Items from a dataset:
════════════════════
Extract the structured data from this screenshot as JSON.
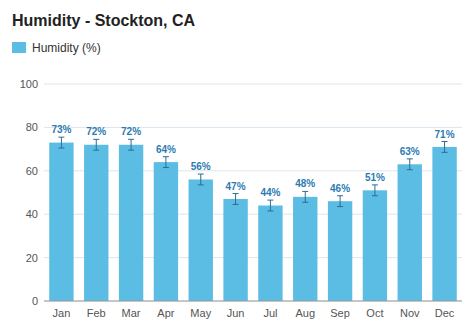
{
  "chart_data": {
    "type": "bar",
    "title": "Humidity - Stockton, CA",
    "categories": [
      "Jan",
      "Feb",
      "Mar",
      "Apr",
      "May",
      "Jun",
      "Jul",
      "Aug",
      "Sep",
      "Oct",
      "Nov",
      "Dec"
    ],
    "series": [
      {
        "name": "Humidity (%)",
        "color": "#5bbde4",
        "values": [
          73,
          72,
          72,
          64,
          56,
          47,
          44,
          48,
          46,
          51,
          63,
          71
        ],
        "errors": [
          2.5,
          2.5,
          2.5,
          2.5,
          2.5,
          2.5,
          2.5,
          2.5,
          2.5,
          2.5,
          2.5,
          2.5
        ],
        "value_labels": [
          "73%",
          "72%",
          "72%",
          "64%",
          "56%",
          "47%",
          "44%",
          "48%",
          "46%",
          "51%",
          "63%",
          "71%"
        ]
      }
    ],
    "ylim": [
      0,
      100
    ],
    "yticks": [
      0,
      20,
      40,
      60,
      80,
      100
    ],
    "grid": true,
    "legend": "top",
    "data_labels": true
  }
}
════════════════════
Repeat all of the entries word for word, but omit the pictures.

Extract the structured data from this screenshot as JSON.
{
  "chart_data": {
    "type": "bar",
    "title": "Humidity - Stockton, CA",
    "categories": [
      "Jan",
      "Feb",
      "Mar",
      "Apr",
      "May",
      "Jun",
      "Jul",
      "Aug",
      "Sep",
      "Oct",
      "Nov",
      "Dec"
    ],
    "series": [
      {
        "name": "Humidity (%)",
        "color": "#5bbde4",
        "values": [
          73,
          72,
          72,
          64,
          56,
          47,
          44,
          48,
          46,
          51,
          63,
          71
        ],
        "errors": [
          2.5,
          2.5,
          2.5,
          2.5,
          2.5,
          2.5,
          2.5,
          2.5,
          2.5,
          2.5,
          2.5,
          2.5
        ],
        "value_labels": [
          "73%",
          "72%",
          "72%",
          "64%",
          "56%",
          "47%",
          "44%",
          "48%",
          "46%",
          "51%",
          "63%",
          "71%"
        ]
      }
    ],
    "ylim": [
      0,
      100
    ],
    "yticks": [
      0,
      20,
      40,
      60,
      80,
      100
    ],
    "grid": true,
    "legend": "top",
    "data_labels": true
  }
}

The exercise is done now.